This is the key part of this. It isn't even about the post or person that is being replied to, it's about the far wider audience who doesn't post but who who reads these interactions.

This clip summarizes the process: https://www.youtube.com/watch?v=xuaHRN7UhRo


First time ever I get : "The uploader has not made this video available in your country"

The big problem is that "truth tellers" very often leverage media platforms to sell their unscientific and unsupported or lightly supported opinions.

It's relatively simple to ultimately buy airtime to sell a product and have the one air host fawn over it as if what's been sold is the greatest truth of our lifetime. Some of the court documents against infowars placed the price for that sort of airtime at something like $20,000.

The problem comes in that the actual experts have very little want or desire to do the same. We're lucky if we see a few "science communicators" that step up to the plate, but they very rarely end up with the funds to sell the truth.

This a big part of how the "vaccines cause autism" garbage spread. Long before it caught on like it did, Wakefield was going around to conferences and selling his books and doing public speaking events on the dangers.

That pattern is pretty apparent if you look at major fad diets over the years. Selling that "you just have to eat meat" or "You just have to eat raw" or "You just have to eat liver" can make you some big money and may even land you on opera where you can further sell your magic green coffee beans.

Medical reality is generally a lot more boring. Like you point out, CVD is likely influenced by multiple factors. Diet, alcohol intake, exercise (or lack thereof) all contributing factors.


I disagree. Demand is the big problem, not supply.

The general public possesses domain-independent expertise on social pressures, institutional and financial incentives, and other non-epistemological factors that in some cases can support a rational rejection of scientific consensus.

Inadequate gatekeeping—premature or belated consensus or revision—is a failure of a given field of inquiry, not a failure of the general public.

More here: https://doi.org/10.1007/s11229-025-05423-7


> The next step, often implied rather than explicit, is to push the reader into assuming that the opposite position must therefore be the correct one.

See this in the constant "the MSM is imperfect, that's why I trust Joe Rogan or some random `citizen-journalist' on Twitter" nonsense. It's how everything has gotten very stupid very quickly. People note that medical science has changed course on something, therefore they should listen to some wellness influencer / grifter.

> excess sugar and excess saturated fat are both not good for you

The submitter of this entry is clearly a keto guy, and it's a bit weird because who is claiming sugar is good or even neutral for you? Like, we all know sugar is bad. It has rightly been a reasonably vilified food for decades. Positively no one is saying to replace saturated fats with sugar. In the 1980s there was a foolish period where the world went low fat, largely simply because fat is more calorically dense and people were getting fat, ergo less fat = less calories. Which of course is foolish logic and people just ate two boxes of snackwells or whatever instead, but sugar was still not considered ideal.

Someone elsewhere mentioned MAHA, and that's an interesting note because in vilifying HFCS, MAHA is strangely healthwashing sucrose among the "get my info from wellness influencers" crowd. Suddenly that softdrink is "healthy" because of the "all natural sugar".

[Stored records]
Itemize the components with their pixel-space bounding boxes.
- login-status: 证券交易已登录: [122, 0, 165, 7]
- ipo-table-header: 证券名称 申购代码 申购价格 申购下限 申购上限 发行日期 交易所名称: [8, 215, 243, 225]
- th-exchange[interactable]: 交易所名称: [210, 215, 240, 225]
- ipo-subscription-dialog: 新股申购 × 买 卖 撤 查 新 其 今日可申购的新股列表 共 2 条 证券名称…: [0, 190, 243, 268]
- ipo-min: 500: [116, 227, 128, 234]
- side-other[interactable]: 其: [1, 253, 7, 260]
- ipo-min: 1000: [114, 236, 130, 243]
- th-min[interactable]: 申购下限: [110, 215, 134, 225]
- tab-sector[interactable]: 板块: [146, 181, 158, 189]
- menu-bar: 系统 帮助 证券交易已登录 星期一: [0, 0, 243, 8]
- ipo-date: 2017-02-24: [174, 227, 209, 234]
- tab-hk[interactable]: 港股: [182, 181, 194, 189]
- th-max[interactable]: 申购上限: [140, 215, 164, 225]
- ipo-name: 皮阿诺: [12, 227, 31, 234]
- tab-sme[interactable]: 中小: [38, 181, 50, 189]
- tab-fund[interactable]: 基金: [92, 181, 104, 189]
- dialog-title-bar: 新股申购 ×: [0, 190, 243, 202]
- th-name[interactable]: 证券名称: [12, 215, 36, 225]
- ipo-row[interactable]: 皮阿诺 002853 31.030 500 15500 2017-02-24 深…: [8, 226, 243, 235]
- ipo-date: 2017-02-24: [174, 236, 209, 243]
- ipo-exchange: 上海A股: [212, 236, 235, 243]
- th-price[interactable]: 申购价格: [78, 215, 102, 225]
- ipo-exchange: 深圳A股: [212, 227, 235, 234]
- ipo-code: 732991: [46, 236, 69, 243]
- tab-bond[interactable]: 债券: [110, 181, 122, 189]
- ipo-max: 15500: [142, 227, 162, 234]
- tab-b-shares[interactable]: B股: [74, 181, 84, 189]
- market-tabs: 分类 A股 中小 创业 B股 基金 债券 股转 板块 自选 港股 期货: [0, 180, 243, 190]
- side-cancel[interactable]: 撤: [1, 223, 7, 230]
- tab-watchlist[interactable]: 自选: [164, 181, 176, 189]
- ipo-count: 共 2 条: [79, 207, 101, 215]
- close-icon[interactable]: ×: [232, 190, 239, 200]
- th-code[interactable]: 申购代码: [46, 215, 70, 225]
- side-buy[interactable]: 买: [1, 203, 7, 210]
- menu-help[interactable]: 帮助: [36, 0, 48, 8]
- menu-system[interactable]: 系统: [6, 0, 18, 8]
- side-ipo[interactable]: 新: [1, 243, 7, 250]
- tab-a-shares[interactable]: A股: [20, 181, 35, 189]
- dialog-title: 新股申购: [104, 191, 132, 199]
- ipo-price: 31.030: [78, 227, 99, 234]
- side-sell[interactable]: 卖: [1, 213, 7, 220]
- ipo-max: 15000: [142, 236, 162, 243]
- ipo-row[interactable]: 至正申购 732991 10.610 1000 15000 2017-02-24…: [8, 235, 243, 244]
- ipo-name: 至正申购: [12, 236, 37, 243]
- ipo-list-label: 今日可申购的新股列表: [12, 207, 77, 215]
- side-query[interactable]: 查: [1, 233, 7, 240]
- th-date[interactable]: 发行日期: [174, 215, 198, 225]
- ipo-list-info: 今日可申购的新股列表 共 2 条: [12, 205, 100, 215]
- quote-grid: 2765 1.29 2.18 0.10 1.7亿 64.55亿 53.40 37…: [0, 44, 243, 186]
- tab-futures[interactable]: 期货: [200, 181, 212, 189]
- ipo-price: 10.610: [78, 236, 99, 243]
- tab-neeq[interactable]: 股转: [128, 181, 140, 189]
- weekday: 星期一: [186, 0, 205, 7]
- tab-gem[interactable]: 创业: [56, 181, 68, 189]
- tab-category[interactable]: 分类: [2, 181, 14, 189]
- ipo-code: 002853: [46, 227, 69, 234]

▸ **PARTS OF THE EXERCISE**:
- 1) Answer these questions using the health-misinformation thread:
(a) According to court documents against infowars, roughly what did that sort of airtime cost?
(b) What was Wakefield doing before "vaccines cause autism" caught on?
(c) Which sweetener does MAHA vilify, and which one is it healthwashing as a result?
- 2) Continue the health-misinformation thread after its final sentence, keeping its forum-reply style.
The stored entries are separate material, unrelated to the health-misinformation thread.

▸ **EXERCISE RESULTS**:
- 1)
(a) Something like $20,000.
(b) He was going around to conferences, selling his books and doing public speaking events on the dangers.
(c) MAHA vilifies HFCS, and it is healthwashing sucrose.

- 2)
The 80’s anti fat diet was mostly clogged arteries before we had all these anti cholesterol drugs and research showing how little impact dietary cholesterol has.

US obesity simply wasn’t as common (15% in 1985 vs 40% today) and at the time most research is on even healthier populations because it takes place even earlier. Further many people that recently became obese didn’t have enough time for the health impact to hit and the increase of 2% between 1965 and 1985 just didn’t seem that important. Thus calories alone were less vilified.

Put another way when 15% of the population is obese a large fraction of them recently became obese (last 10 years), where at 40% the obese population tends to be both heavier and have been obese for much longer. Heath impacts of obesity depend both on levels of obesity and how long people were obese.


The government and medical groups were advocating lower fat diets for CVD reasons, but among the mainstream it took hold overwhelmingly because it was seen as a mechanism for weight reduction or management. A gram of fat has twice the calories of a gram of protein or carbs, and this was widely repeated (yes, I was alive then). Similarly, if being fat was bad (and yes, it was viewed as very bad), then fat as a component of food must similarly be bad.

Obesity was obviously far less common, but concern about weight -- and note that weight standards were much, much tighter (see the women in virtually any 1980s movie, which today would be consider anorexic) -- was endemic culturally. Snackwells weren't being sold to middle age men, they were being sold overwhelmingly to younger office women paranoid about their weight, and it wasn't because they were concerned about their arteries. Low fat products overwhelmingly targeted weight loss, including such ad campaigns as the "special k pinch".

"Thus calories alone were less vilified."

I'm sorry, but this is simply ahistorical. Calories were *EVERYTHING* among a large portion of the population. What is your knowledge on the 1980s from, because it certainly isn't based upon observable reality.

In the 1980s, being slightly overweight made you the joke (like literally the joke, as seen from Chunk in the Goonies, and many parallels in other programs). As calories became cheaper and people's waists started bulging, it was an easy paranoia to exploit.


Sure, that’s a reasonable take, but satiety research was also far less developed.

The general understanding at the time was basically a full stomach tells people they have eaten enough. We didn’t understand the multiple systems the body uses to adjust the hunger drive and how much a high carb low fat diet messes with them.

> I'm sorry, but this is simply nonsensical. Calories were EVERYTHING among a large portion of the population. What is your knowledge on the 1980s from, because it certainly isn't based upon observable reality.

Less vilified is on a relative scale, I was alive back then and there was plenty of nonsensical low calorie diets being promoted. However you also saw crap like the Fruitarian Diet where unlimited fruit meant people could actually gain weight on a diet that also gave them multiple nutritional deficiencies.

Low fat dieting is in part from that same mindset as fruitarian diet where it’s not the calories that are the issue but the types of food you were eating. Digging just a little deeper these ideas made more sense before global supply chains and highly processed foods showed up. Culture can be a lot slower to adapt than technology or economics, diet advice from your grandparents could be wildly out of date. Cutting X means something very different when you have 20 available foods vs 20,000.


> Positively no one is saying to replace saturated fats with sugar.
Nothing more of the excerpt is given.